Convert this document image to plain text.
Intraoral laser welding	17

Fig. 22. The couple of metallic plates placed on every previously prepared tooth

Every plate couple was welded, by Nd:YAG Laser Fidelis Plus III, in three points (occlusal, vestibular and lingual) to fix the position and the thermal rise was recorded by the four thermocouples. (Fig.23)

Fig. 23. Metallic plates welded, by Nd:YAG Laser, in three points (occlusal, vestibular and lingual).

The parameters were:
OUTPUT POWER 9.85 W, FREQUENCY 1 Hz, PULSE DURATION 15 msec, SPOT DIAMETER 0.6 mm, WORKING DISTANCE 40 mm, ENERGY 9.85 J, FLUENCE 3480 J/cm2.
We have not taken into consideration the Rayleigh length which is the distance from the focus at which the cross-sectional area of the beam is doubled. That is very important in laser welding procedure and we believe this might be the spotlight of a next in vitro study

■ ■ ■ ■ ■

**EXERCISE REQUIREMENTS**
Copy each line of the listing that includes "three".

**RESPONSE TO THE EXERCISE**
Every plate couple was welded, by Nd:YAG Laser Fidelis Plus III, in three points (occlusal, vestibular and lingual) to fix the position and the thermal rise was recorded by the four thermocouples. (Fig.23)
Fig. 23. Metallic plates welded, by Nd:YAG Laser, in three points (occlusal, vestibular and lingual).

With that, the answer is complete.